Aufgabenbeschreibung>
Übertrage diesen Satz aus dem Textabschnitt über Jena ins Englische: „Wie wichtig kann die Erinnerungskultur einer einzelnen Universität für die Geschichte eines ganzen Kulturraumes, einer Nation sein?“

Textabschnitt>
____________________

Jena – eine Wiege des Korporationswesens

By | 1. August 2013

Wie wichtig kann die Erinnerungskultur einer einzelnen Universität für die Geschichte eines ganzen Kulturraumes, einer Nation sein? Über diese Frage nachzudenken lohnt offenkundig mehr, als es zunächst scheint, das belegt die Lektüre der Habilitationsschrift, die Professor Joachim Bauer aus Jena vorgelegt hat. Schmerzlich wurde bisher eine wissenschaftliche Untersuchung vermißt, die die Erinnerungskultur der Korporationen als Teil der Universitätsgeschichte markiert – als einen integralen Teil, wohlgemerkt.

____________________

Bereitgestellte Daten>
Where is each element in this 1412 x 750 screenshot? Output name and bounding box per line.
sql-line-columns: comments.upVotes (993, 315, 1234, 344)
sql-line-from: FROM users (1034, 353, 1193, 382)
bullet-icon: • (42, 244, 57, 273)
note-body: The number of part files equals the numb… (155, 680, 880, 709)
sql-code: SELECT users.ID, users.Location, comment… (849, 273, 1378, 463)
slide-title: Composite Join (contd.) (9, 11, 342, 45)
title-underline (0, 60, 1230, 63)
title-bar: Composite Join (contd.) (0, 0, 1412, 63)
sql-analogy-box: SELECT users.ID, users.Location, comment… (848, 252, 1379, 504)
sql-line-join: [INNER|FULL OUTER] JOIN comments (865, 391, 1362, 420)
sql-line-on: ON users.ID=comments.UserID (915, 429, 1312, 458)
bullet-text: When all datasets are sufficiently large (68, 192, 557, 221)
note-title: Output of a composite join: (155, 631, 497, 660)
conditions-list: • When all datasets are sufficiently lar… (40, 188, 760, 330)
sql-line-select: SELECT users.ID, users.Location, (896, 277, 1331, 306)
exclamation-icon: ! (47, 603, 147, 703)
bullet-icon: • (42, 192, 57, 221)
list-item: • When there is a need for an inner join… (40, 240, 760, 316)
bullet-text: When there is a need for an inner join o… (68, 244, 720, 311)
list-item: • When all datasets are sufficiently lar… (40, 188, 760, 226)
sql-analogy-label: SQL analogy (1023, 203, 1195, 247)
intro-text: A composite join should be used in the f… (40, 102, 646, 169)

____________________

Antwortfeld>
How important can the culture of remembrance of a single university be for the history of an entire cultural region, of a nation?